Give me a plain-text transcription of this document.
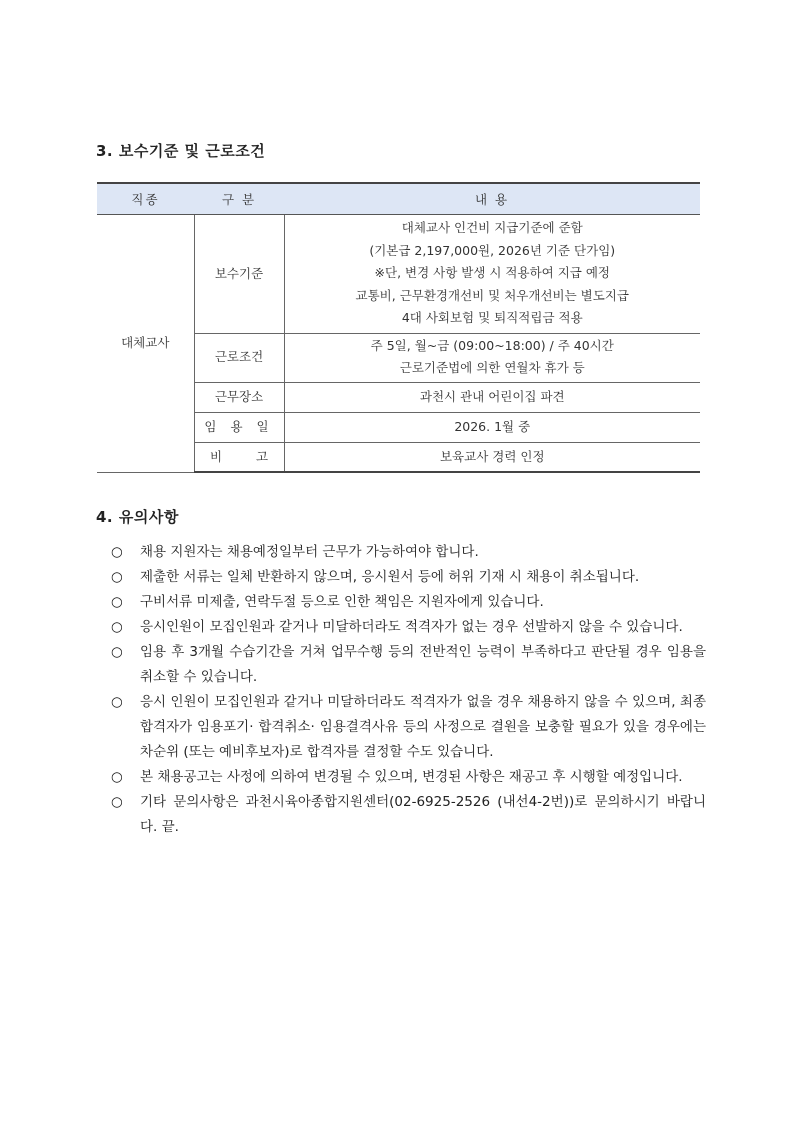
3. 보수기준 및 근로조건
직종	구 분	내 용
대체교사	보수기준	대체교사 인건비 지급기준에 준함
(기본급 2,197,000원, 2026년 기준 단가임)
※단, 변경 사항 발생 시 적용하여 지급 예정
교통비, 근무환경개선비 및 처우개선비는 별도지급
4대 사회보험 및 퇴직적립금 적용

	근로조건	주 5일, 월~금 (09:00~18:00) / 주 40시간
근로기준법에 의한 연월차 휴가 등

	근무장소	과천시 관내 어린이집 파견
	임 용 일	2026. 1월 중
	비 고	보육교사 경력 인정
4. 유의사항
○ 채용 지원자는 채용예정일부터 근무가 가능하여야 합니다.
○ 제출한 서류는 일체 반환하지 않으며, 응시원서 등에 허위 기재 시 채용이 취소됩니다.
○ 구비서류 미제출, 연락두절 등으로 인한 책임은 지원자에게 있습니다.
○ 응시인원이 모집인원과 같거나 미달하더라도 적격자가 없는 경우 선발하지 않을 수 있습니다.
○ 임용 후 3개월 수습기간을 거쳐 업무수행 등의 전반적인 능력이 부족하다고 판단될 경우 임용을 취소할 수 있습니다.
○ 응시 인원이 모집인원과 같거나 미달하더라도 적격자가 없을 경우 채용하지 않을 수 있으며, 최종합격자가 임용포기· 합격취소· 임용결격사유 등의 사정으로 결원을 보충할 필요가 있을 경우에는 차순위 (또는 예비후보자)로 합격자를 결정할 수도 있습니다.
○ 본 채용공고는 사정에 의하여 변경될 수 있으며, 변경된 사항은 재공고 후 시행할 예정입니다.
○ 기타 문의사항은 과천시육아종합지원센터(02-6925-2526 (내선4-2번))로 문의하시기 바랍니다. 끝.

--

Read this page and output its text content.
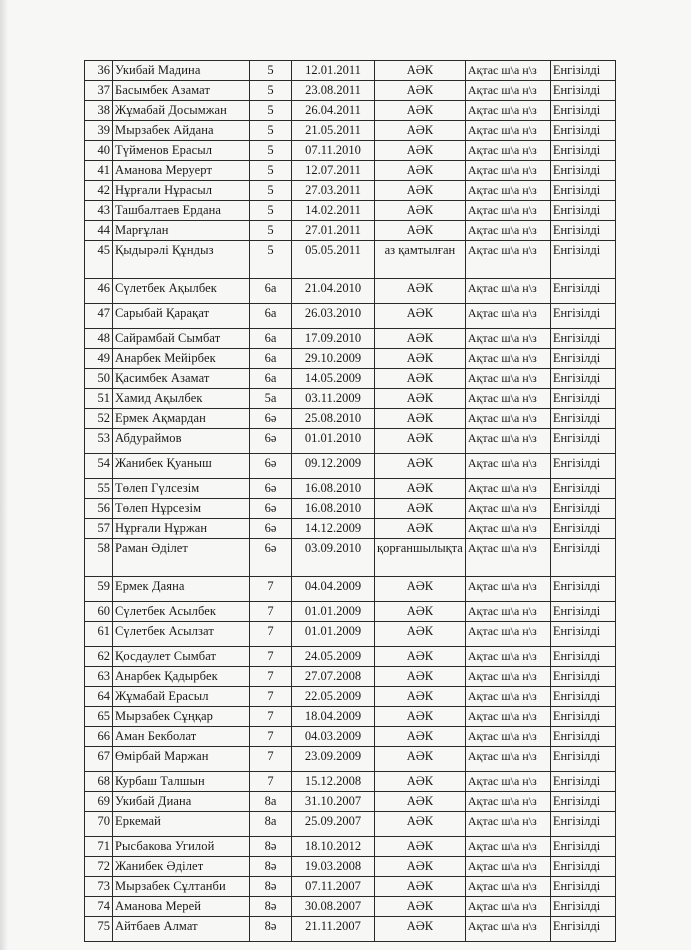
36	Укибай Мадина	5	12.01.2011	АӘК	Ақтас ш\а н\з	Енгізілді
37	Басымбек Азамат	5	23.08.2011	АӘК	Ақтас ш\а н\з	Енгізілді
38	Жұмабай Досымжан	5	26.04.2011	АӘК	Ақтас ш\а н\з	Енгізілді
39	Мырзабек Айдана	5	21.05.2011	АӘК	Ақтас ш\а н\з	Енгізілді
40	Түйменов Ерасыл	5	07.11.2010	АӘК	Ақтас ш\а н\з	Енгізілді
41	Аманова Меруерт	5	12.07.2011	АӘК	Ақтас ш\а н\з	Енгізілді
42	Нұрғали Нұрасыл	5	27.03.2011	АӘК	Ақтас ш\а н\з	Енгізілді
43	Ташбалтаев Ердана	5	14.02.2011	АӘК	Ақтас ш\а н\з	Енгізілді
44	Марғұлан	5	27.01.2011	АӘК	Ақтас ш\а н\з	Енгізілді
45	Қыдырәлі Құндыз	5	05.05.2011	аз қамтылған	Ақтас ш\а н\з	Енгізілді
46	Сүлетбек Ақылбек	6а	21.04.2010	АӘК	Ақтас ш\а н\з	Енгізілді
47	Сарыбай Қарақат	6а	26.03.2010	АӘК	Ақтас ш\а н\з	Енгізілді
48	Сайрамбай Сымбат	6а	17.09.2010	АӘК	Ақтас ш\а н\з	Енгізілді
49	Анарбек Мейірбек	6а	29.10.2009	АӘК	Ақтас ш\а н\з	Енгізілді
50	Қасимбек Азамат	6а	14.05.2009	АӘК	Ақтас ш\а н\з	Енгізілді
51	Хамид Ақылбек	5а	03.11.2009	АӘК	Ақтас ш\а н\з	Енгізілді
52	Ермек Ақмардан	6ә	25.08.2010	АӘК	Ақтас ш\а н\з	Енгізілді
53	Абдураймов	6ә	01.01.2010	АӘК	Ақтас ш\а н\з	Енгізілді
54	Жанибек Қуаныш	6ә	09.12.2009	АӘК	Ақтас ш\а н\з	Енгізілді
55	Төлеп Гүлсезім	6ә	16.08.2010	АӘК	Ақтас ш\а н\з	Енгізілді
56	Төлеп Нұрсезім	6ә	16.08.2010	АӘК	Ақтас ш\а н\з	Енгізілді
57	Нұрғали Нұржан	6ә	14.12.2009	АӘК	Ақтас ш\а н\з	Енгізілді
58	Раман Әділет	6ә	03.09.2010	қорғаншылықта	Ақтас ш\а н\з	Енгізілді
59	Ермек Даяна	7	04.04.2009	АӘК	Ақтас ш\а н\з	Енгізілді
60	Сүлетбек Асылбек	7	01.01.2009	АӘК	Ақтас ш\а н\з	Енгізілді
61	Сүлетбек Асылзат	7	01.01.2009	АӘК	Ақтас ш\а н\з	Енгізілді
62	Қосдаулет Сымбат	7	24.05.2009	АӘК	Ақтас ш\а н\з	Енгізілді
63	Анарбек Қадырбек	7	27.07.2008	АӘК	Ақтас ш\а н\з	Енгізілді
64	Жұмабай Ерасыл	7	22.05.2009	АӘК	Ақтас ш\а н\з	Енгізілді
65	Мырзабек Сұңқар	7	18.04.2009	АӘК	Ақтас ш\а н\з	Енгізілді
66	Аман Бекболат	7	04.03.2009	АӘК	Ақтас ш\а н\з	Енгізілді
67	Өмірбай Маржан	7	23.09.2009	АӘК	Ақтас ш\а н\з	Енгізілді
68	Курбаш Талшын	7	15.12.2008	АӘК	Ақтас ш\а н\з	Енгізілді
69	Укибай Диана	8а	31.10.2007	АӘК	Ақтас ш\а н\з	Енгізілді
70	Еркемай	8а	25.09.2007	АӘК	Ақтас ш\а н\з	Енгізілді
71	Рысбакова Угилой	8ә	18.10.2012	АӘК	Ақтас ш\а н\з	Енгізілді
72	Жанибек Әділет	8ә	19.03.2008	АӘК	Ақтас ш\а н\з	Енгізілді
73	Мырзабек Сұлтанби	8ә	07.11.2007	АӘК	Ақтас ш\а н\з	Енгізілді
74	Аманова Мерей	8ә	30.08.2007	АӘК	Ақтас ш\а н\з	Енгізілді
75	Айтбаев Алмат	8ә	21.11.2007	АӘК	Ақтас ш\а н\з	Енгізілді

What the task asks: Answer with one number only: how many lines above contain the word "적격자가".

Exercise output: 2